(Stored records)
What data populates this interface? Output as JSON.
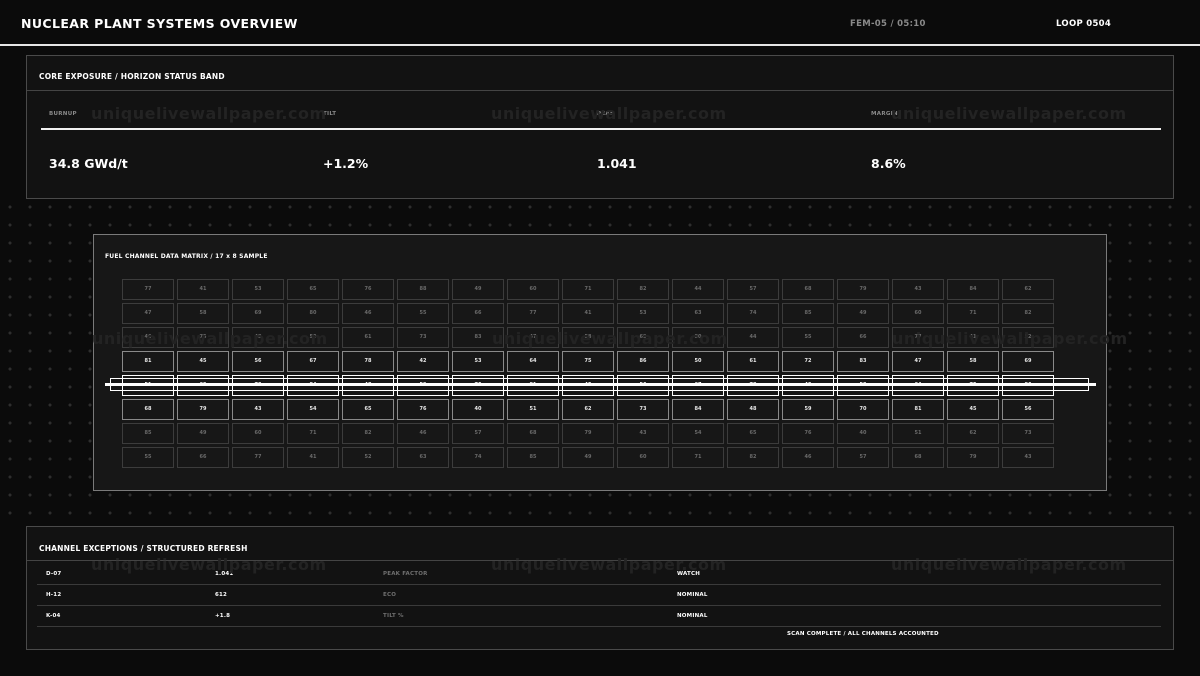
{
  "header": {
    "title": "NUCLEAR PLANT SYSTEMS OVERVIEW",
    "fem": "FEM-05 / 05:10",
    "loop": "LOOP 0504"
  },
  "watermark": "uniquelivewallpaper.com",
  "status": {
    "title": "CORE EXPOSURE / HORIZON STATUS BAND",
    "metrics": [
      {
        "label": "BURNUP",
        "value": "34.8 GWd/t"
      },
      {
        "label": "TILT",
        "value": "+1.2%"
      },
      {
        "label": "PEAK",
        "value": "1.041"
      },
      {
        "label": "MARGIN",
        "value": "8.6%"
      }
    ]
  },
  "matrix": {
    "title": "FUEL CHANNEL DATA MATRIX / 17 x 8 SAMPLE",
    "rows": [
      {
        "style": "dim",
        "cells": [
          "77",
          "41",
          "53",
          "65",
          "76",
          "88",
          "49",
          "60",
          "71",
          "82",
          "44",
          "57",
          "68",
          "79",
          "43",
          "84",
          "62"
        ]
      },
      {
        "style": "dim",
        "cells": [
          "47",
          "58",
          "69",
          "80",
          "46",
          "55",
          "66",
          "77",
          "41",
          "53",
          "63",
          "74",
          "85",
          "49",
          "60",
          "71",
          "82"
        ]
      },
      {
        "style": "dim",
        "cells": [
          "46",
          "75",
          "48",
          "50",
          "61",
          "73",
          "83",
          "47",
          "58",
          "69",
          "80",
          "44",
          "55",
          "66",
          "77",
          "41",
          "52"
        ]
      },
      {
        "style": "bright",
        "cells": [
          "81",
          "45",
          "56",
          "67",
          "78",
          "42",
          "53",
          "64",
          "75",
          "86",
          "50",
          "61",
          "72",
          "83",
          "47",
          "58",
          "69"
        ]
      },
      {
        "style": "focus",
        "cells": [
          "51",
          "62",
          "73",
          "84",
          "48",
          "59",
          "70",
          "81",
          "45",
          "56",
          "67",
          "78",
          "42",
          "53",
          "64",
          "75",
          "86"
        ]
      },
      {
        "style": "bright",
        "cells": [
          "68",
          "79",
          "43",
          "54",
          "65",
          "76",
          "40",
          "51",
          "62",
          "73",
          "84",
          "48",
          "59",
          "70",
          "81",
          "45",
          "56"
        ]
      },
      {
        "style": "dim",
        "cells": [
          "85",
          "49",
          "60",
          "71",
          "82",
          "46",
          "57",
          "68",
          "79",
          "43",
          "54",
          "65",
          "76",
          "40",
          "51",
          "62",
          "73"
        ]
      },
      {
        "style": "dim",
        "cells": [
          "55",
          "66",
          "77",
          "41",
          "52",
          "63",
          "74",
          "85",
          "49",
          "60",
          "71",
          "82",
          "46",
          "57",
          "68",
          "79",
          "43"
        ]
      }
    ]
  },
  "exceptions": {
    "title": "CHANNEL EXCEPTIONS / STRUCTURED REFRESH",
    "rows": [
      {
        "channel": "D-07",
        "value": "1.041",
        "metric": "PEAK FACTOR",
        "status": "WATCH"
      },
      {
        "channel": "H-12",
        "value": "612",
        "metric": "ECO",
        "status": "NOMINAL"
      },
      {
        "channel": "K-04",
        "value": "+1.8",
        "metric": "TILT %",
        "status": "NOMINAL"
      }
    ],
    "footer": "SCAN COMPLETE / ALL CHANNELS ACCOUNTED"
  }
}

§ **TASK TO COMPLETE**
Go through the material above and count the lines that contain "label"; answer with the number alone.

§ **RESPONSE BELOW**
4